**Exercise**
Emit the data below verbatim, stripping out any pictures.

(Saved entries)
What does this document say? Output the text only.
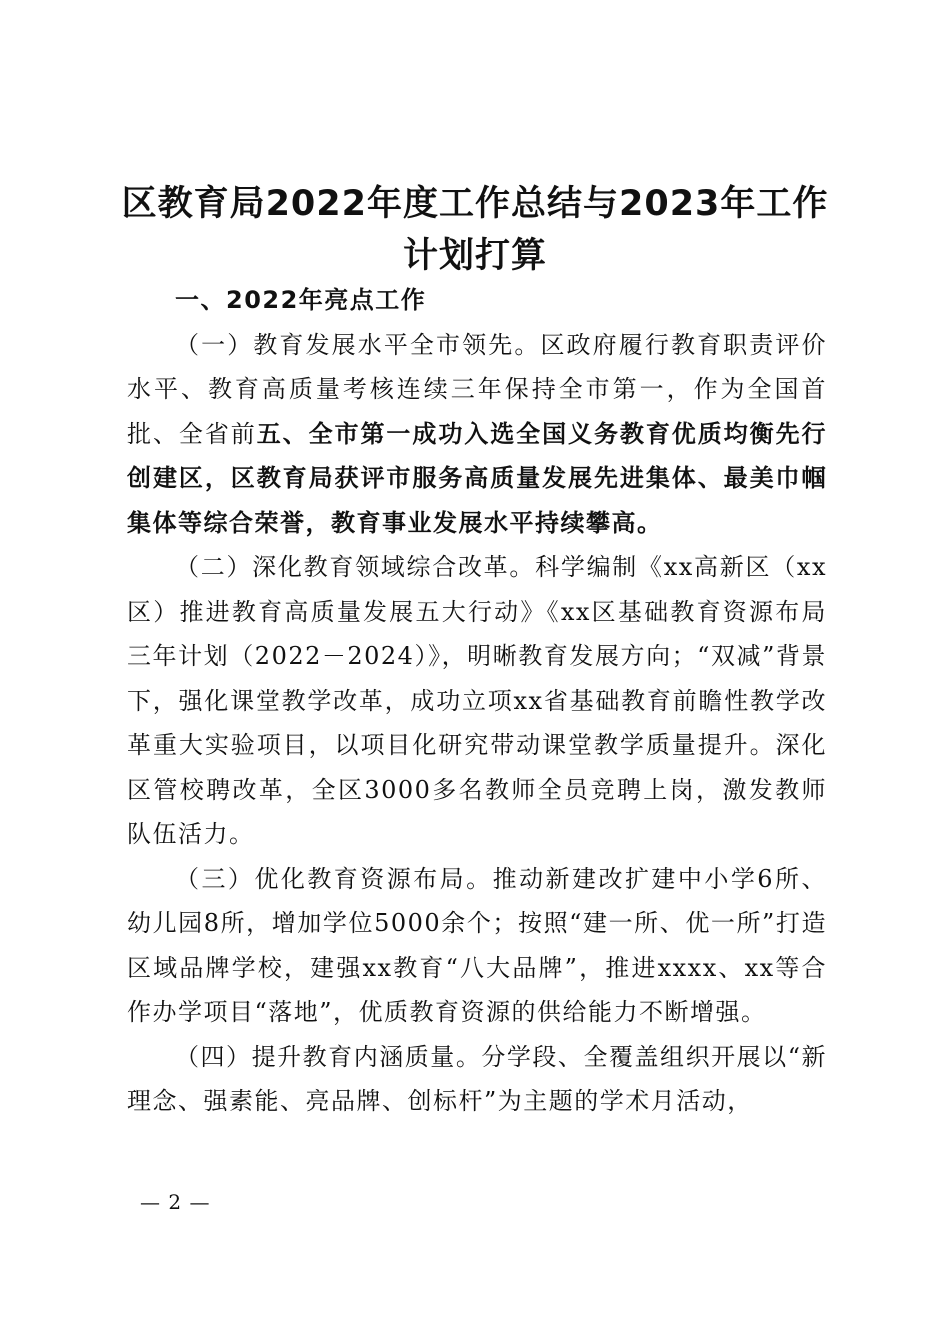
区教育局2022年度工作总结与2023年工作计划打算

一、2022年亮点工作

（一）教育发展水平全市领先。区政府履行教育职责评价水平、教育高质量考核连续三年保持全市第一，作为全国首批、全省前五、全市第一成功入选全国义务教育优质均衡先行创建区，区教育局获评市服务高质量发展先进集体、最美巾帼集体等综合荣誉，教育事业发展水平持续攀高。

（二）深化教育领域综合改革。科学编制《xx高新区（xx区）推进教育高质量发展五大行动》《xx区基础教育资源布局三年计划（2022－2024）》，明晰教育发展方向；“双减”背景下，强化课堂教学改革，成功立项xx省基础教育前瞻性教学改革重大实验项目，以项目化研究带动课堂教学质量提升。深化区管校聘改革，全区3000多名教师全员竞聘上岗，激发教师队伍活力。

（三）优化教育资源布局。推动新建改扩建中小学6所、幼儿园8所，增加学位5000余个；按照“建一所、优一所”打造区域品牌学校，建强xx教育“八大品牌”，推进xxxx、xx等合作办学项目“落地”，优质教育资源的供给能力不断增强。

（四）提升教育内涵质量。分学段、全覆盖组织开展以“新理念、强素能、亮品牌、创标杆”为主题的学术月活动，

— 2 —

**Right answer**
What does this document say? Output the text only.
区教育局2022年度工作总结与2023年工作计划打算

一、2022年亮点工作

（一）教育发展水平全市领先。区政府履行教育职责评价水平、教育高质量考核连续三年保持全市第一，作为全国首批、全省前五、全市第一成功入选全国义务教育优质均衡先行创建区，区教育局获评市服务高质量发展先进集体、最美巾帼集体等综合荣誉，教育事业发展水平持续攀高。

（二）深化教育领域综合改革。科学编制《xx高新区（xx区）推进教育高质量发展五大行动》《xx区基础教育资源布局三年计划（2022－2024）》，明晰教育发展方向；“双减”背景下，强化课堂教学改革，成功立项xx省基础教育前瞻性教学改革重大实验项目，以项目化研究带动课堂教学质量提升。深化区管校聘改革，全区3000多名教师全员竞聘上岗，激发教师队伍活力。

（三）优化教育资源布局。推动新建改扩建中小学6所、幼儿园8所，增加学位5000余个；按照“建一所、优一所”打造区域品牌学校，建强xx教育“八大品牌”，推进xxxx、xx等合作办学项目“落地”，优质教育资源的供给能力不断增强。

（四）提升教育内涵质量。分学段、全覆盖组织开展以“新理念、强素能、亮品牌、创标杆”为主题的学术月活动，

— 2 —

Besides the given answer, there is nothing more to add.